**YOUR GOAL**. Each entry must appear again exactly as it does in the source.

########################################

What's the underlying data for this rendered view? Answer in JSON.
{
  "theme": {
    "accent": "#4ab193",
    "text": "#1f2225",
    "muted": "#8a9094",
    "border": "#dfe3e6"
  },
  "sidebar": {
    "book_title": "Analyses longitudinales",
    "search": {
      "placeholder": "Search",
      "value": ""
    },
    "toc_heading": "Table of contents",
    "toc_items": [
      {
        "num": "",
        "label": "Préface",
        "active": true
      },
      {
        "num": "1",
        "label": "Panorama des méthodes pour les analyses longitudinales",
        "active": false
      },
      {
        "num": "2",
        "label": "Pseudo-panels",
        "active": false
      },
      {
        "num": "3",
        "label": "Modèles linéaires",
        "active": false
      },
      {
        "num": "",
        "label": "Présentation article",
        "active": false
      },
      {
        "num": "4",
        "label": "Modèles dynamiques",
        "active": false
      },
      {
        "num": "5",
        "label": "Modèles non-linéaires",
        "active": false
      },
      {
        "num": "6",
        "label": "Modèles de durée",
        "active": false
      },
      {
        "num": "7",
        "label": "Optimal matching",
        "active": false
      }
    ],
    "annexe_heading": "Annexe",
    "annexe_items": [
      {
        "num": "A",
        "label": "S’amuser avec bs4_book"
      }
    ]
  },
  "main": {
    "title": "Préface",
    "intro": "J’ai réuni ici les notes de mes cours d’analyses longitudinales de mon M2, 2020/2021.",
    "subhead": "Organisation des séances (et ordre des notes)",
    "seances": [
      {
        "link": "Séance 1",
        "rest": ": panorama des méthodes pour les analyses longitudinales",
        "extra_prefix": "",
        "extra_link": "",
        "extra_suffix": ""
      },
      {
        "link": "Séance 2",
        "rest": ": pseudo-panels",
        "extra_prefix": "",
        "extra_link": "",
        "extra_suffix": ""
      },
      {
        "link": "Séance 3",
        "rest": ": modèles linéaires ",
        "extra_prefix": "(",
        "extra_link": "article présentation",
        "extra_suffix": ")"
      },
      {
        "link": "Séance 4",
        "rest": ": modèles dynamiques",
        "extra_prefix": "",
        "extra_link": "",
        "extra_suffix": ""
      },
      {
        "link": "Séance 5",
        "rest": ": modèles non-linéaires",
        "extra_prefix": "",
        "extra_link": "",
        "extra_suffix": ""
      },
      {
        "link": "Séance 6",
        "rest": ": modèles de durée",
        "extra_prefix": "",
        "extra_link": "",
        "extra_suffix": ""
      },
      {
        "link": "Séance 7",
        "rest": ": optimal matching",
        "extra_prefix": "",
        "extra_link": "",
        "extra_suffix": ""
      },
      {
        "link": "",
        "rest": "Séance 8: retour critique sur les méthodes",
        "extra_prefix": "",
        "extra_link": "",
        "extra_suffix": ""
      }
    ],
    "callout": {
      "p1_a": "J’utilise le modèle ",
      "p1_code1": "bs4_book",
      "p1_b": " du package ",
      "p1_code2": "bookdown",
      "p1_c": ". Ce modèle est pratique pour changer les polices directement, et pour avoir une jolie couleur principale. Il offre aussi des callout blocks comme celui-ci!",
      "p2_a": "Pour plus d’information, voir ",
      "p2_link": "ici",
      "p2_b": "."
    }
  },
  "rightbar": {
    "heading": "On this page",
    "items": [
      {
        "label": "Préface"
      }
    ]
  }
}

########################################

**ANSWER TO THIS PROBLEM**.
What's the underlying data for this rendered view? Answer in JSON.
{
  "theme": {
    "accent": "#4ab193",
    "text": "#1f2225",
    "muted": "#8a9094",
    "border": "#dfe3e6"
  },
  "sidebar": {
    "book_title": "Analyses longitudinales",
    "search": {
      "placeholder": "Search",
      "value": ""
    },
    "toc_heading": "Table of contents",
    "toc_items": [
      {
        "num": "",
        "label": "Préface",
        "active": true
      },
      {
        "num": "1",
        "label": "Panorama des méthodes pour les analyses longitudinales",
        "active": false
      },
      {
        "num": "2",
        "label": "Pseudo-panels",
        "active": false
      },
      {
        "num": "3",
        "label": "Modèles linéaires",
        "active": false
      },
      {
        "num": "",
        "label": "Présentation article",
        "active": false
      },
      {
        "num": "4",
        "label": "Modèles dynamiques",
        "active": false
      },
      {
        "num": "5",
        "label": "Modèles non-linéaires",
        "active": false
      },
      {
        "num": "6",
        "label": "Modèles de durée",
        "active": false
      },
      {
        "num": "7",
        "label": "Optimal matching",
        "active": false
      }
    ],
    "annexe_heading": "Annexe",
    "annexe_items": [
      {
        "num": "A",
        "label": "S’amuser avec bs4_book"
      }
    ]
  },
  "main": {
    "title": "Préface",
    "intro": "J’ai réuni ici les notes de mes cours d’analyses longitudinales de mon M2, 2020/2021.",
    "subhead": "Organisation des séances (et ordre des notes)",
    "seances": [
      {
        "link": "Séance 1",
        "rest": ": panorama des méthodes pour les analyses longitudinales",
        "extra_prefix": "",
        "extra_link": "",
        "extra_suffix": ""
      },
      {
        "link": "Séance 2",
        "rest": ": pseudo-panels",
        "extra_prefix": "",
        "extra_link": "",
        "extra_suffix": ""
      },
      {
        "link": "Séance 3",
        "rest": ": modèles linéaires ",
        "extra_prefix": "(",
        "extra_link": "article présentation",
        "extra_suffix": ")"
      },
      {
        "link": "Séance 4",
        "rest": ": modèles dynamiques",
        "extra_prefix": "",
        "extra_link": "",
        "extra_suffix": ""
      },
      {
        "link": "Séance 5",
        "rest": ": modèles non-linéaires",
        "extra_prefix": "",
        "extra_link": "",
        "extra_suffix": ""
      },
      {
        "link": "Séance 6",
        "rest": ": modèles de durée",
        "extra_prefix": "",
        "extra_link": "",
        "extra_suffix": ""
      },
      {
        "link": "Séance 7",
        "rest": ": optimal matching",
        "extra_prefix": "",
        "extra_link": "",
        "extra_suffix": ""
      },
      {
        "link": "",
        "rest": "Séance 8: retour critique sur les méthodes",
        "extra_prefix": "",
        "extra_link": "",
        "extra_suffix": ""
      }
    ],
    "callout": {
      "p1_a": "J’utilise le modèle ",
      "p1_code1": "bs4_book",
      "p1_b": " du package ",
      "p1_code2": "bookdown",
      "p1_c": ". Ce modèle est pratique pour changer les polices directement, et pour avoir une jolie couleur principale. Il offre aussi des callout blocks comme celui-ci!",
      "p2_a": "Pour plus d’information, voir ",
      "p2_link": "ici",
      "p2_b": "."
    }
  },
  "rightbar": {
    "heading": "On this page",
    "items": [
      {
        "label": "Préface"
      }
    ]
  }
}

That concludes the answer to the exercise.